Dataset content:

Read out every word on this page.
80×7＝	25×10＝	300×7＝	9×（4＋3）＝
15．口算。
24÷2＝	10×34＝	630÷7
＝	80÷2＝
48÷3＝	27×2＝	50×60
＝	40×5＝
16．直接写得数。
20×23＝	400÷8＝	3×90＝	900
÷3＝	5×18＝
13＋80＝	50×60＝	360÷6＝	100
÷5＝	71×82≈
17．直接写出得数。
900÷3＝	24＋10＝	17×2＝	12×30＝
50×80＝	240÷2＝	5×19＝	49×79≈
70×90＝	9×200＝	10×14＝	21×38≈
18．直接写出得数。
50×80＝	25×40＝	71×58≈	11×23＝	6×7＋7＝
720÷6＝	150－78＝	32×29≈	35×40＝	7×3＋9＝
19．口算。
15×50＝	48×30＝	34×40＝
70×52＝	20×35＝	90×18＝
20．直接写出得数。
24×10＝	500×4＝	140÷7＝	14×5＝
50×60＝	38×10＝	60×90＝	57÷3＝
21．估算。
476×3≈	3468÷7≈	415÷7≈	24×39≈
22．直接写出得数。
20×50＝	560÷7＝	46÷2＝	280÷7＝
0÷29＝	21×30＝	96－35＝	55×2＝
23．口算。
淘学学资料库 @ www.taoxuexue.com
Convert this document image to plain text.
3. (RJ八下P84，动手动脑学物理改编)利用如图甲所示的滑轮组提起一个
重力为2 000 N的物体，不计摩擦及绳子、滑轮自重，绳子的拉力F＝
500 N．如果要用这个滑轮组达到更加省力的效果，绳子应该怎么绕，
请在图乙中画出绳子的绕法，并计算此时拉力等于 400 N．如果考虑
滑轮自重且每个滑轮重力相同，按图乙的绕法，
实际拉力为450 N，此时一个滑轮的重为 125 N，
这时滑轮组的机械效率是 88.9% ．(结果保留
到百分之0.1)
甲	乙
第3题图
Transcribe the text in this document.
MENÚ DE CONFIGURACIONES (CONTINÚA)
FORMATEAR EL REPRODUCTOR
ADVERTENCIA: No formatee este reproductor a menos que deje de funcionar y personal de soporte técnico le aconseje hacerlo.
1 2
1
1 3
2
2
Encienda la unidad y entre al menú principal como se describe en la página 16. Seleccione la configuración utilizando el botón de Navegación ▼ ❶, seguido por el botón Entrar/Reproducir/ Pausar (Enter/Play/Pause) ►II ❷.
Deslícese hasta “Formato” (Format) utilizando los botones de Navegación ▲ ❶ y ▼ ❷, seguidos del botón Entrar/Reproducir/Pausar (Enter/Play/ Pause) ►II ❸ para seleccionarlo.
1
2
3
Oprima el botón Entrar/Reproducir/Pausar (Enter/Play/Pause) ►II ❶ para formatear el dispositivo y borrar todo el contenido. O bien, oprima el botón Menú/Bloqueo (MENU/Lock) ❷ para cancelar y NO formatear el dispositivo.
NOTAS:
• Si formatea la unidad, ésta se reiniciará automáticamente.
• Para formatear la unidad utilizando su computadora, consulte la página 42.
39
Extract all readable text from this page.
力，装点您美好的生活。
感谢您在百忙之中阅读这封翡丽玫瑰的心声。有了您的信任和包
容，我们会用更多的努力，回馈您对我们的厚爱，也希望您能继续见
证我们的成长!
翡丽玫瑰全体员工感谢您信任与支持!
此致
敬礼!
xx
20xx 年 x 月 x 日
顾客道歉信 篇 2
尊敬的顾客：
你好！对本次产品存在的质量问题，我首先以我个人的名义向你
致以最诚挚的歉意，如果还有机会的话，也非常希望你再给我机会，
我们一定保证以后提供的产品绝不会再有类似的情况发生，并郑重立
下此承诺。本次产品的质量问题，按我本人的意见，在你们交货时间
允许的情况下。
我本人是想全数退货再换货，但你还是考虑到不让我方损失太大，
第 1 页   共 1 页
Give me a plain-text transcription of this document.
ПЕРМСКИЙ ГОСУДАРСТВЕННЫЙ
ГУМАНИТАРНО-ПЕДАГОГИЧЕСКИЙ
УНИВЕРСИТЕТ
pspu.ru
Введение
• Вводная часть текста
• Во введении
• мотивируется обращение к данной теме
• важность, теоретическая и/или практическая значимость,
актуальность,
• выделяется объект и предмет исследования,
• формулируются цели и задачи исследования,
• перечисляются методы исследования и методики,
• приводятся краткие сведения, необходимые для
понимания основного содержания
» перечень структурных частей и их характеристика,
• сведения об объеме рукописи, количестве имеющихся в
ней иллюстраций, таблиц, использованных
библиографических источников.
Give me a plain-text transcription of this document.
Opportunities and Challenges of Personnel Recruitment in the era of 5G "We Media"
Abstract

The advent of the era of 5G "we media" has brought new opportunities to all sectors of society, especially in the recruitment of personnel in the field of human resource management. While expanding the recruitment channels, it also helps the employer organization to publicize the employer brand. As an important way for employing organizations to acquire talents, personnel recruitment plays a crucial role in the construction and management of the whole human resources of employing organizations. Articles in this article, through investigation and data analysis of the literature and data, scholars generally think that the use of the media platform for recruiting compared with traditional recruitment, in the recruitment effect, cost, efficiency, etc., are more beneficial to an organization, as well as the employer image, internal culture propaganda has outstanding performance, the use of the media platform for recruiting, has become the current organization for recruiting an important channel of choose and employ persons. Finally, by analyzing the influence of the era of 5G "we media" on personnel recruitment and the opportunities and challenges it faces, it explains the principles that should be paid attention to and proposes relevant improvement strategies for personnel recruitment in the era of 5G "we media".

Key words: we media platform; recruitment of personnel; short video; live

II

Directions: Each entry above needs to be retyped exactly.

The completed task:
Read out every word on this page.
80×7＝	25×10＝	300×7＝	9×（4＋3）＝
15．口算。
24÷2＝	10×34＝	630÷7
＝	80÷2＝
48÷3＝	27×2＝	50×60
＝	40×5＝
16．直接写得数。
20×23＝	400÷8＝	3×90＝	900
÷3＝	5×18＝
13＋80＝	50×60＝	360÷6＝	100
÷5＝	71×82≈
17．直接写出得数。
900÷3＝	24＋10＝	17×2＝	12×30＝
50×80＝	240÷2＝	5×19＝	49×79≈
70×90＝	9×200＝	10×14＝	21×38≈
18．直接写出得数。
50×80＝	25×40＝	71×58≈	11×23＝	6×7＋7＝
720÷6＝	150－78＝	32×29≈	35×40＝	7×3＋9＝
19．口算。
15×50＝	48×30＝	34×40＝
70×52＝	20×35＝	90×18＝
20．直接写出得数。
24×10＝	500×4＝	140÷7＝	14×5＝
50×60＝	38×10＝	60×90＝	57÷3＝
21．估算。
476×3≈	3468÷7≈	415÷7≈	24×39≈
22．直接写出得数。
20×50＝	560÷7＝	46÷2＝	280÷7＝
0÷29＝	21×30＝	96－35＝	55×2＝
23．口算。
淘学学资料库 @ www.taoxuexue.com
Convert this document image to plain text.
3. (RJ八下P84，动手动脑学物理改编)利用如图甲所示的滑轮组提起一个
重力为2 000 N的物体，不计摩擦及绳子、滑轮自重，绳子的拉力F＝
500 N．如果要用这个滑轮组达到更加省力的效果，绳子应该怎么绕，
请在图乙中画出绳子的绕法，并计算此时拉力等于 400 N．如果考虑
滑轮自重且每个滑轮重力相同，按图乙的绕法，
实际拉力为450 N，此时一个滑轮的重为 125 N，
这时滑轮组的机械效率是 88.9% ．(结果保留
到百分之0.1)
甲	乙
第3题图
Transcribe the text in this document.
MENÚ DE CONFIGURACIONES (CONTINÚA)
FORMATEAR EL REPRODUCTOR
ADVERTENCIA: No formatee este reproductor a menos que deje de funcionar y personal de soporte técnico le aconseje hacerlo.
1 2
1
1 3
2
2
Encienda la unidad y entre al menú principal como se describe en la página 16. Seleccione la configuración utilizando el botón de Navegación ▼ ❶, seguido por el botón Entrar/Reproducir/ Pausar (Enter/Play/Pause) ►II ❷.
Deslícese hasta “Formato” (Format) utilizando los botones de Navegación ▲ ❶ y ▼ ❷, seguidos del botón Entrar/Reproducir/Pausar (Enter/Play/ Pause) ►II ❸ para seleccionarlo.
1
2
3
Oprima el botón Entrar/Reproducir/Pausar (Enter/Play/Pause) ►II ❶ para formatear el dispositivo y borrar todo el contenido. O bien, oprima el botón Menú/Bloqueo (MENU/Lock) ❷ para cancelar y NO formatear el dispositivo.
NOTAS:
• Si formatea la unidad, ésta se reiniciará automáticamente.
• Para formatear la unidad utilizando su computadora, consulte la página 42.
39
Extract all readable text from this page.
力，装点您美好的生活。
感谢您在百忙之中阅读这封翡丽玫瑰的心声。有了您的信任和包
容，我们会用更多的努力，回馈您对我们的厚爱，也希望您能继续见
证我们的成长!
翡丽玫瑰全体员工感谢您信任与支持!
此致
敬礼!
xx
20xx 年 x 月 x 日
顾客道歉信 篇 2
尊敬的顾客：
你好！对本次产品存在的质量问题，我首先以我个人的名义向你
致以最诚挚的歉意，如果还有机会的话，也非常希望你再给我机会，
我们一定保证以后提供的产品绝不会再有类似的情况发生，并郑重立
下此承诺。本次产品的质量问题，按我本人的意见，在你们交货时间
允许的情况下。
我本人是想全数退货再换货，但你还是考虑到不让我方损失太大，
第 1 页   共 1 页
Give me a plain-text transcription of this document.
ПЕРМСКИЙ ГОСУДАРСТВЕННЫЙ
ГУМАНИТАРНО-ПЕДАГОГИЧЕСКИЙ
УНИВЕРСИТЕТ
pspu.ru
Введение
• Вводная часть текста
• Во введении
• мотивируется обращение к данной теме
• важность, теоретическая и/или практическая значимость,
актуальность,
• выделяется объект и предмет исследования,
• формулируются цели и задачи исследования,
• перечисляются методы исследования и методики,
• приводятся краткие сведения, необходимые для
понимания основного содержания
» перечень структурных частей и их характеристика,
• сведения об объеме рукописи, количестве имеющихся в
ней иллюстраций, таблиц, использованных
библиографических источников.
Give me a plain-text transcription of this document.
Opportunities and Challenges of Personnel Recruitment in the era of 5G "We Media"
Abstract

The advent of the era of 5G "we media" has brought new opportunities to all sectors of society, especially in the recruitment of personnel in the field of human resource management. While expanding the recruitment channels, it also helps the employer organization to publicize the employer brand. As an important way for employing organizations to acquire talents, personnel recruitment plays a crucial role in the construction and management of the whole human resources of employing organizations. Articles in this article, through investigation and data analysis of the literature and data, scholars generally think that the use of the media platform for recruiting compared with traditional recruitment, in the recruitment effect, cost, efficiency, etc., are more beneficial to an organization, as well as the employer image, internal culture propaganda has outstanding performance, the use of the media platform for recruiting, has become the current organization for recruiting an important channel of choose and employ persons. Finally, by analyzing the influence of the era of 5G "we media" on personnel recruitment and the opportunities and challenges it faces, it explains the principles that should be paid attention to and proposes relevant improvement strategies for personnel recruitment in the era of 5G "we media".

Key words: we media platform; recruitment of personnel; short video; live

II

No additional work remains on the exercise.